• _EXERCISE INPUTS_:
** start **

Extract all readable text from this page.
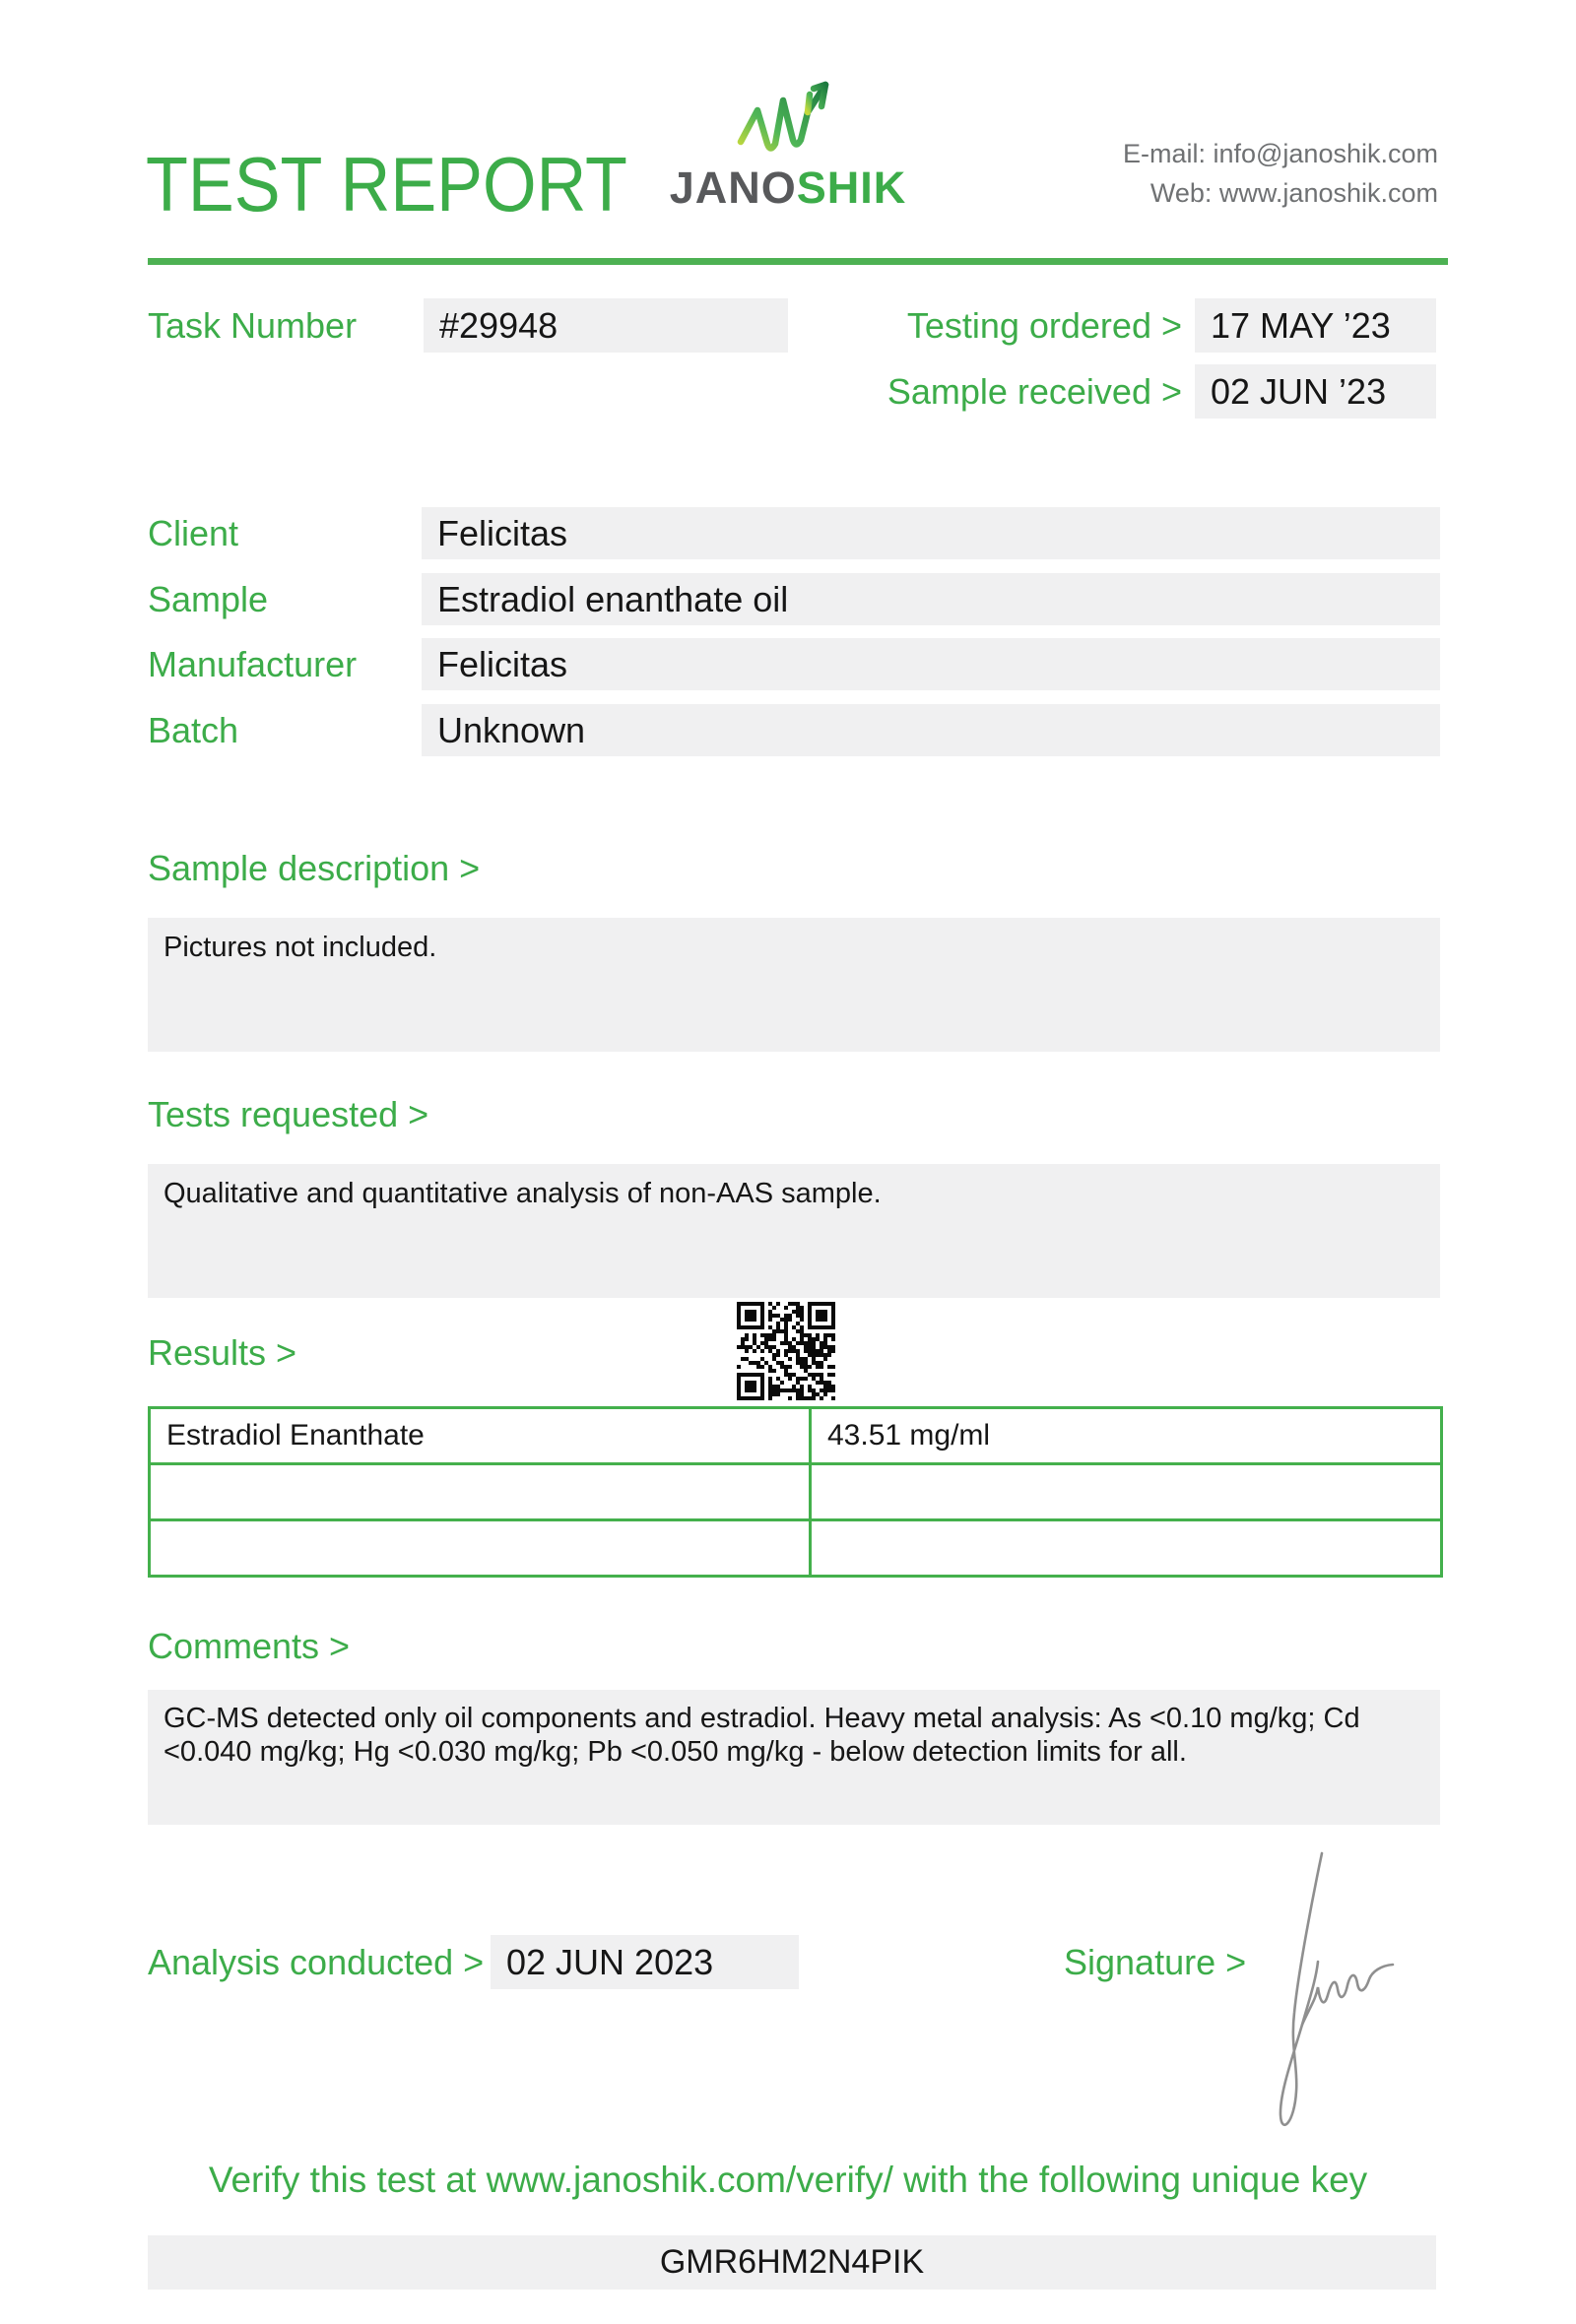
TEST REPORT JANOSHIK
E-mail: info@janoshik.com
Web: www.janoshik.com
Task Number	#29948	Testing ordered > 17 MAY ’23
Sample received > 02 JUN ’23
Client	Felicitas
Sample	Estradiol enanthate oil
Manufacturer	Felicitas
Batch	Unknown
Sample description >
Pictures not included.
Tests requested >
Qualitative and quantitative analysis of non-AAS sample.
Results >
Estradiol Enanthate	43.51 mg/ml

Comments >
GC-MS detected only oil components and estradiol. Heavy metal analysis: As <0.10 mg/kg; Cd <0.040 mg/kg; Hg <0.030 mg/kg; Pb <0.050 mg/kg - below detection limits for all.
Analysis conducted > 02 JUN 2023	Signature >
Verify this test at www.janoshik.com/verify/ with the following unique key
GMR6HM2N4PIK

** end **

• _TASK_:
Images in the data above are to be skipped. Retype all other material exactly.

• _COMPLETED TASK_:
Extract all readable text from this page.
TEST REPORT JANOSHIK
E-mail: info@janoshik.com
Web: www.janoshik.com
Task Number	#29948	Testing ordered > 17 MAY ’23
Sample received > 02 JUN ’23
Client	Felicitas
Sample	Estradiol enanthate oil
Manufacturer	Felicitas
Batch	Unknown
Sample description >
Pictures not included.
Tests requested >
Qualitative and quantitative analysis of non-AAS sample.
Results >
Estradiol Enanthate	43.51 mg/ml

Comments >
GC-MS detected only oil components and estradiol. Heavy metal analysis: As <0.10 mg/kg; Cd <0.040 mg/kg; Hg <0.030 mg/kg; Pb <0.050 mg/kg - below detection limits for all.
Analysis conducted > 02 JUN 2023	Signature >
Verify this test at www.janoshik.com/verify/ with the following unique key
GMR6HM2N4PIK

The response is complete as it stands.